Task brief
Extract every line that includes the string "JSON".

Supplied data
= = = =

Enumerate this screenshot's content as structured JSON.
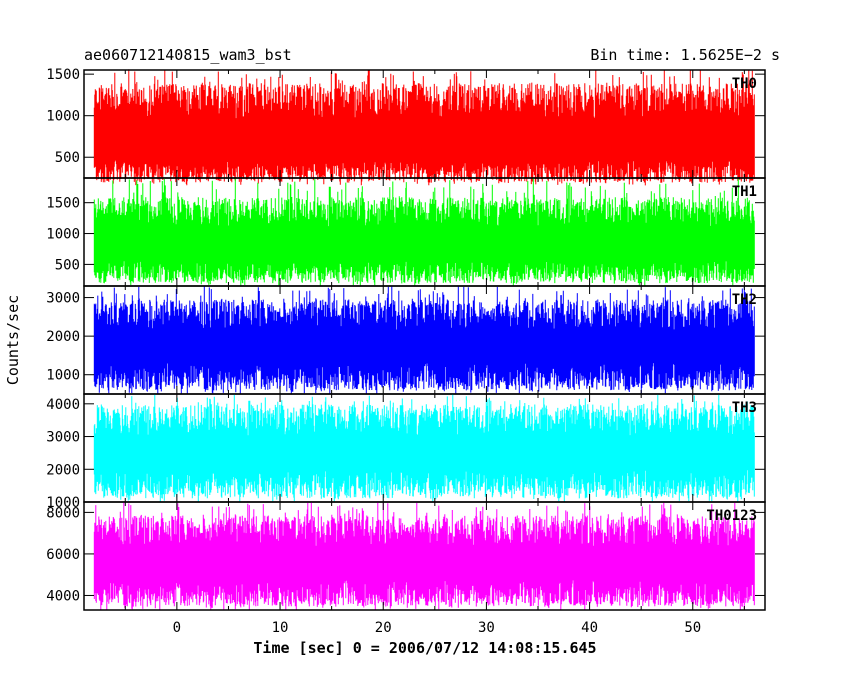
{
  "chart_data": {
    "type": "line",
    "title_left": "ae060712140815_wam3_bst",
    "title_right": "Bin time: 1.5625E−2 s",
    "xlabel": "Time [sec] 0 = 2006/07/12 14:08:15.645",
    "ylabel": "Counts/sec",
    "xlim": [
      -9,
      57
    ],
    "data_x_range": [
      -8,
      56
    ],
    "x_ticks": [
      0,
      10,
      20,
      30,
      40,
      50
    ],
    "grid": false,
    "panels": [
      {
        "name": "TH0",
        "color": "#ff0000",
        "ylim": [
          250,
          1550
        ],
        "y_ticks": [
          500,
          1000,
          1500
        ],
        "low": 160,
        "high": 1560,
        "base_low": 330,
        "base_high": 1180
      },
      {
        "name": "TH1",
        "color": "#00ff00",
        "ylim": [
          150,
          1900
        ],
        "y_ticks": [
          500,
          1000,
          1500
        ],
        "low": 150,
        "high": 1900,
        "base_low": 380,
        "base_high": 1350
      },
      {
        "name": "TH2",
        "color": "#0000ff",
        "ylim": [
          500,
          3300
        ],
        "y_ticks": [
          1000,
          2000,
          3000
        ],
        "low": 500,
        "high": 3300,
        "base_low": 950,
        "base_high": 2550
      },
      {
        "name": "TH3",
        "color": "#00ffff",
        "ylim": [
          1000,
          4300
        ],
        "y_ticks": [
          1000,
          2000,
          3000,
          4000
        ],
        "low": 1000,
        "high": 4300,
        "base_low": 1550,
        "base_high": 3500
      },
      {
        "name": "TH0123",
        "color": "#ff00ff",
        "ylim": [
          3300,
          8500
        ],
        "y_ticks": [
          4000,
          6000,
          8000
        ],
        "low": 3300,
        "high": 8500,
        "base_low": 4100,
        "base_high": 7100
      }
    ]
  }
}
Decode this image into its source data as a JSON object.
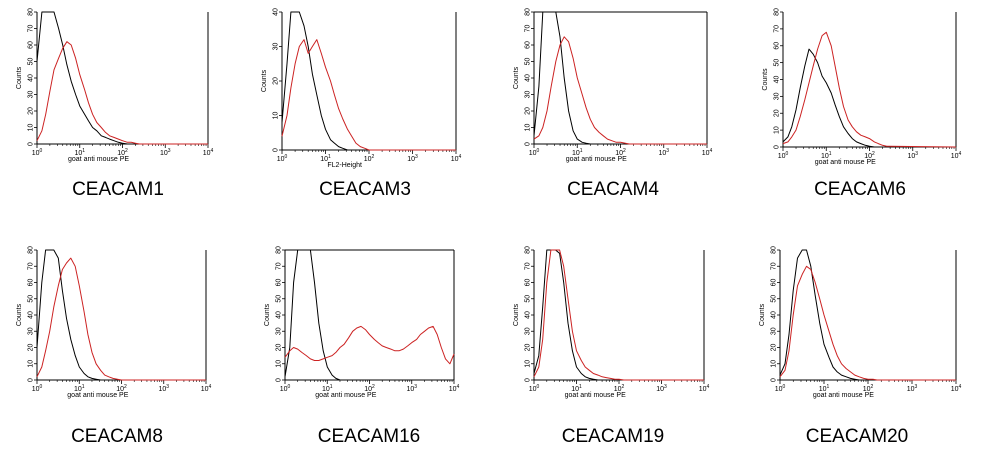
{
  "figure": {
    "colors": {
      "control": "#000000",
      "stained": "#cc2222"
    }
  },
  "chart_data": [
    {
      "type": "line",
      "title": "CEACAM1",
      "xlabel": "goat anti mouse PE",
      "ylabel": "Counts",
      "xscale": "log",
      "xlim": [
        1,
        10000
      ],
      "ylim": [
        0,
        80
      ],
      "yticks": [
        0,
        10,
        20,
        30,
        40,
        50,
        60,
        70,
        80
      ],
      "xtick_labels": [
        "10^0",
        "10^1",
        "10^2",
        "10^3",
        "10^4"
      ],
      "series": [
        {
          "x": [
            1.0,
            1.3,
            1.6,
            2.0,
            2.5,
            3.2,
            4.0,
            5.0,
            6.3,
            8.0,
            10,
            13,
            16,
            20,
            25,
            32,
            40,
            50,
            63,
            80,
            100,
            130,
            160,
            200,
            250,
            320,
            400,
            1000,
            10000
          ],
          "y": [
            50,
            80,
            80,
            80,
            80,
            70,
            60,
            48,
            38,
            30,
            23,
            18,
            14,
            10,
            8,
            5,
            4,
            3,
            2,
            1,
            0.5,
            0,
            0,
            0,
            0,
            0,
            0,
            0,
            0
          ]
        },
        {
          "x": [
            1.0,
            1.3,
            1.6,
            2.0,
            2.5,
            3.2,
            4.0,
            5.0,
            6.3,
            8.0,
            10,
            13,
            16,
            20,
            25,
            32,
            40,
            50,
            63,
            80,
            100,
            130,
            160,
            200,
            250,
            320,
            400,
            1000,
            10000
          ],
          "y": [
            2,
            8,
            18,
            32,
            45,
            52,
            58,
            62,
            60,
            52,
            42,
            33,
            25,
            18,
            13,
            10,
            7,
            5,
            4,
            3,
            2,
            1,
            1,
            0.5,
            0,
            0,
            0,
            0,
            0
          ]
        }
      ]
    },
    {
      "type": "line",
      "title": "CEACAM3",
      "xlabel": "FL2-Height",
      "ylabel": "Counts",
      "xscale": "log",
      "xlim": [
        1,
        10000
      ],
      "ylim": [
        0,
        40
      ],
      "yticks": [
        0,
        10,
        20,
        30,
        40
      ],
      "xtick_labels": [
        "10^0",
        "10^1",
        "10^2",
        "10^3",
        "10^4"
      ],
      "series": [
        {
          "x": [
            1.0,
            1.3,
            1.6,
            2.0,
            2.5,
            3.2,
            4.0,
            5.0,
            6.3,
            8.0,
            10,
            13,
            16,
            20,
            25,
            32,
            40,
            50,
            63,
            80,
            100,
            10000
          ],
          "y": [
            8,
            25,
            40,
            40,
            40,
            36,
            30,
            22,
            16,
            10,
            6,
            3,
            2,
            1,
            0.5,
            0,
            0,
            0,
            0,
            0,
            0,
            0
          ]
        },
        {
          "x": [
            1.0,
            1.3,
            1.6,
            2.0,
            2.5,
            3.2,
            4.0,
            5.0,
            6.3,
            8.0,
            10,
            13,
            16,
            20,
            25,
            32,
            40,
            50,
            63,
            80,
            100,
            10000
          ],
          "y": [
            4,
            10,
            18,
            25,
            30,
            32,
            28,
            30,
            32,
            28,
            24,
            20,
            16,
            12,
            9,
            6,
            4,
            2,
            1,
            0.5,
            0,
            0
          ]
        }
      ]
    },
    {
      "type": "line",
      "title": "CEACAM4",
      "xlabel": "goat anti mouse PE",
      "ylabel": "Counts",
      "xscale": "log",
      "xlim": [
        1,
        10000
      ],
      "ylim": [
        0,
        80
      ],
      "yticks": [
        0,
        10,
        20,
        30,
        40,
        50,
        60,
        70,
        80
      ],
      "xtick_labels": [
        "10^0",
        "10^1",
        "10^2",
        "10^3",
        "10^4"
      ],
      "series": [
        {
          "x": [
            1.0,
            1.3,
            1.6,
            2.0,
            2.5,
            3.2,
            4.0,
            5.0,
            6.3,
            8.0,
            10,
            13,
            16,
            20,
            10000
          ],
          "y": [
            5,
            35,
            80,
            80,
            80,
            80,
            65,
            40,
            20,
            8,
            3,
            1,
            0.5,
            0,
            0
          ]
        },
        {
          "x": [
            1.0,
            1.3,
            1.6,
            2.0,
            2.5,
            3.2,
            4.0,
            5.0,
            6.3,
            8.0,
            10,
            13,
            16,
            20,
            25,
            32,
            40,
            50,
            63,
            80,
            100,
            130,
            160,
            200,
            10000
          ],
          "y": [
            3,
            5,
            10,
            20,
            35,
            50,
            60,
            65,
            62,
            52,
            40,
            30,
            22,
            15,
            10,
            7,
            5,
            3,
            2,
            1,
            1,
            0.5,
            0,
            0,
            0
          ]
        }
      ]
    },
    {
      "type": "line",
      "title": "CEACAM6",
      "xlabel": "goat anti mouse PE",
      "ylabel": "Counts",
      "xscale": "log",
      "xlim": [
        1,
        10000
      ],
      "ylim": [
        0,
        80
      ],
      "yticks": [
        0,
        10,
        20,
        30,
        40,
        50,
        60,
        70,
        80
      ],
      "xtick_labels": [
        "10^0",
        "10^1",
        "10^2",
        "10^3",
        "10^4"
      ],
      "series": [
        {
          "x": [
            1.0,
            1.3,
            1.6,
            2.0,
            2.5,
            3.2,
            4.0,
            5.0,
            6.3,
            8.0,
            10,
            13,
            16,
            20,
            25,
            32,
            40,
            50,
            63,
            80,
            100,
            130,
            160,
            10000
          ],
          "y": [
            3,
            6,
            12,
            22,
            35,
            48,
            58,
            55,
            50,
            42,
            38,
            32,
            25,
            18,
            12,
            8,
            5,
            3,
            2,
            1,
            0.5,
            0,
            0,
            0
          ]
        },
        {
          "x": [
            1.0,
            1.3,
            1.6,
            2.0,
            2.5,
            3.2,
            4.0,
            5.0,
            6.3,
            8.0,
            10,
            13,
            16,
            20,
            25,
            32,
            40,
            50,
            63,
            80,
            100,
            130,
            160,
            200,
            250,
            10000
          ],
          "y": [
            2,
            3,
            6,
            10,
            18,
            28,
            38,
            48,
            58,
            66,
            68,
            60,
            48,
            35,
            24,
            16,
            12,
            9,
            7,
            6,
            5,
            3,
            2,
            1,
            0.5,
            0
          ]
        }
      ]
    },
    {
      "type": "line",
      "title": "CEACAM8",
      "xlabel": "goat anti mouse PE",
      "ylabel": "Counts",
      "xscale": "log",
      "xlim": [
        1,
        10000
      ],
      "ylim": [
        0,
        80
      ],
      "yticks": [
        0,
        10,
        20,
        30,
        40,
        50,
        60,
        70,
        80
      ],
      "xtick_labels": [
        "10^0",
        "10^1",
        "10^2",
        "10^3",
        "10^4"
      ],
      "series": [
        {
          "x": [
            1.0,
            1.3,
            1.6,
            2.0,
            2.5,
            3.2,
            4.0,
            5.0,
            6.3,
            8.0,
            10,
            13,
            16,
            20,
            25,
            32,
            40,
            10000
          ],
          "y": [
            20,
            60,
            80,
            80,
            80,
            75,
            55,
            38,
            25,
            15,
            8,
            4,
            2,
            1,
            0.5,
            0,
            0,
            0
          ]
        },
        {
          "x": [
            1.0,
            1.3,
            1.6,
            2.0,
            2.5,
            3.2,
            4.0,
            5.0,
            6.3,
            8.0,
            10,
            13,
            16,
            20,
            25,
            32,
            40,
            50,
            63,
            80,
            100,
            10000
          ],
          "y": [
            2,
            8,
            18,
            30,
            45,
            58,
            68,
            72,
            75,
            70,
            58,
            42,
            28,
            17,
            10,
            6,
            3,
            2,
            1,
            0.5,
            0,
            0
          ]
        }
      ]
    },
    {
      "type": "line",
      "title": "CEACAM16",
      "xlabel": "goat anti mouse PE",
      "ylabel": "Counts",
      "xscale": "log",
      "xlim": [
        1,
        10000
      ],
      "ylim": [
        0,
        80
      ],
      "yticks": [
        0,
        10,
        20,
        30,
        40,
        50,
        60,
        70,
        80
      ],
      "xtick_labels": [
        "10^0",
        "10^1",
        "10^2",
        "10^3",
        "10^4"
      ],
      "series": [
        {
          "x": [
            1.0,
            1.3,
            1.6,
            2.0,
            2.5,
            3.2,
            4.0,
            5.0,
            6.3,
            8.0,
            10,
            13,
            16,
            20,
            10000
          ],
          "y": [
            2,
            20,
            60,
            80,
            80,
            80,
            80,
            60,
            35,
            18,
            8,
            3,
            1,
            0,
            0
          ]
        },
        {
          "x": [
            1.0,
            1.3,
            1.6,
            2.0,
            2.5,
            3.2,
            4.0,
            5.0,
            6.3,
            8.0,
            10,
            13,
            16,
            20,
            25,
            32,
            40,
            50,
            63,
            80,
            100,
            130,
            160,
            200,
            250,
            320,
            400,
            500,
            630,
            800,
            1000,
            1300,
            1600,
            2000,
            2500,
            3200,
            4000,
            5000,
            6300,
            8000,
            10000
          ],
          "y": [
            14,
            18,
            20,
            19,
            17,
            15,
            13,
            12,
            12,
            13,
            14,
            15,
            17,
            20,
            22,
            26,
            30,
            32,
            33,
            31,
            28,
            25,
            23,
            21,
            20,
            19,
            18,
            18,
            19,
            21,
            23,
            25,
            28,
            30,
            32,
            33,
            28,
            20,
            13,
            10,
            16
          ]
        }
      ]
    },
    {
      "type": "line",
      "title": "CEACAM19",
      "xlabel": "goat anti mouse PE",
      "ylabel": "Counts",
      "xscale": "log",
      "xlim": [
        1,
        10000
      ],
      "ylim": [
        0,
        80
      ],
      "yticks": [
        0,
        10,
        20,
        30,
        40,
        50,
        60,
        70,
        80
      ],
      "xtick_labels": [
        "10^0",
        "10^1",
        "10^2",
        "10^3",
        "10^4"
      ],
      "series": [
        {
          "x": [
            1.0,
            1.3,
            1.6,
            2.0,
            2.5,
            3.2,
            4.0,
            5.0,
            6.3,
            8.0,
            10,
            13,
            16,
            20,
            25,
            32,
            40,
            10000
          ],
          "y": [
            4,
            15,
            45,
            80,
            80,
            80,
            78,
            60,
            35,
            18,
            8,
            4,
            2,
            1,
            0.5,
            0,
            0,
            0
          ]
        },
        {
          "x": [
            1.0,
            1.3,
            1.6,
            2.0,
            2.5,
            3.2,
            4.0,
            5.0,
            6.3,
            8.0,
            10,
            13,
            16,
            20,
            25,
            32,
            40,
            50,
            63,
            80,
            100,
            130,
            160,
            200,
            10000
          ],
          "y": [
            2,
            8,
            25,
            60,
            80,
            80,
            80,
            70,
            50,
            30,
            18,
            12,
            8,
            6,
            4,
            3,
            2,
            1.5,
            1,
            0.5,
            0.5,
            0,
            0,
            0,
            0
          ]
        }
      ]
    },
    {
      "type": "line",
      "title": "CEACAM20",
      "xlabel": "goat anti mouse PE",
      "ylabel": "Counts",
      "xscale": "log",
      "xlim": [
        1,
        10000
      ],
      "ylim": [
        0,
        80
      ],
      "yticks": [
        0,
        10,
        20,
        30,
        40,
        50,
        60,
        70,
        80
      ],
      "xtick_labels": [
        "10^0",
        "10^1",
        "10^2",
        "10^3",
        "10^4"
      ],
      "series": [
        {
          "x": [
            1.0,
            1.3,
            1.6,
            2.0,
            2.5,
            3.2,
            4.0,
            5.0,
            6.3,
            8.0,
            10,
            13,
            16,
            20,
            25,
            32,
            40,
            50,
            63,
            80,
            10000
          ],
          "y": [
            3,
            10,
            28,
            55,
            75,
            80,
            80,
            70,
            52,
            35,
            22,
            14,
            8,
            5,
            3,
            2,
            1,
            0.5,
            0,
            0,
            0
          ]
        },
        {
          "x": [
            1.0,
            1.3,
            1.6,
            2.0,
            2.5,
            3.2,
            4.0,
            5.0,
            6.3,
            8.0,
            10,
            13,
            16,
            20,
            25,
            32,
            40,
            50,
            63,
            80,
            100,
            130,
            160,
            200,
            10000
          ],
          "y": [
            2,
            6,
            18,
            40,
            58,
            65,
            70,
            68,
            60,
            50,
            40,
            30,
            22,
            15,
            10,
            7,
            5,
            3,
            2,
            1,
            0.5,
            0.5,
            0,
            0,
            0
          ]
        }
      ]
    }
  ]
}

= = = =

Answer for this exercise
Enumerate this screenshot's content as structured JSON.
Decode this image into its source data as a JSON object.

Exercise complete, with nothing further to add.